[Chart and figure data]
=====

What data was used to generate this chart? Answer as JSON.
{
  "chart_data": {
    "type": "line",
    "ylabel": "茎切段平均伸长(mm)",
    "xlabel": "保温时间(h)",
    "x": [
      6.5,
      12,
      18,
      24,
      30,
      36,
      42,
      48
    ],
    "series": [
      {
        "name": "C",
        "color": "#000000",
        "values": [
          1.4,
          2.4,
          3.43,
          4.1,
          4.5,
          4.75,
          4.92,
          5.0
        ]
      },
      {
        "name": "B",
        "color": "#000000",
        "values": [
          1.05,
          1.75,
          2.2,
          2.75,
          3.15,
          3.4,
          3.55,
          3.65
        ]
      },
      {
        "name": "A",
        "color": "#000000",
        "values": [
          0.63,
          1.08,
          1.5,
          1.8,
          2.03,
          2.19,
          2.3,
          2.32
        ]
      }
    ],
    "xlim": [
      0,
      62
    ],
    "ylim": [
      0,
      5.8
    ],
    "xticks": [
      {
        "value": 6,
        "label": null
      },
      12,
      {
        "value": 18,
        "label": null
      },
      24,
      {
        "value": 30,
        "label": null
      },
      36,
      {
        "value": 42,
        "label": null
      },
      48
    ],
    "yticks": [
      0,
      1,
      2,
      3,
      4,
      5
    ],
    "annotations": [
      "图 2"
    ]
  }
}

=====

DIRECTION: Repeat back the data above, exact to the last character.

THE RESULT:
What data was used to generate this chart? Answer as JSON.
{
  "chart_data": {
    "type": "line",
    "ylabel": "茎切段平均伸长(mm)",
    "xlabel": "保温时间(h)",
    "x": [
      6.5,
      12,
      18,
      24,
      30,
      36,
      42,
      48
    ],
    "series": [
      {
        "name": "C",
        "color": "#000000",
        "values": [
          1.4,
          2.4,
          3.43,
          4.1,
          4.5,
          4.75,
          4.92,
          5.0
        ]
      },
      {
        "name": "B",
        "color": "#000000",
        "values": [
          1.05,
          1.75,
          2.2,
          2.75,
          3.15,
          3.4,
          3.55,
          3.65
        ]
      },
      {
        "name": "A",
        "color": "#000000",
        "values": [
          0.63,
          1.08,
          1.5,
          1.8,
          2.03,
          2.19,
          2.3,
          2.32
        ]
      }
    ],
    "xlim": [
      0,
      62
    ],
    "ylim": [
      0,
      5.8
    ],
    "xticks": [
      {
        "value": 6,
        "label": null
      },
      12,
      {
        "value": 18,
        "label": null
      },
      24,
      {
        "value": 30,
        "label": null
      },
      36,
      {
        "value": 42,
        "label": null
      },
      48
    ],
    "yticks": [
      0,
      1,
      2,
      3,
      4,
      5
    ],
    "annotations": [
      "图 2"
    ]
  }
}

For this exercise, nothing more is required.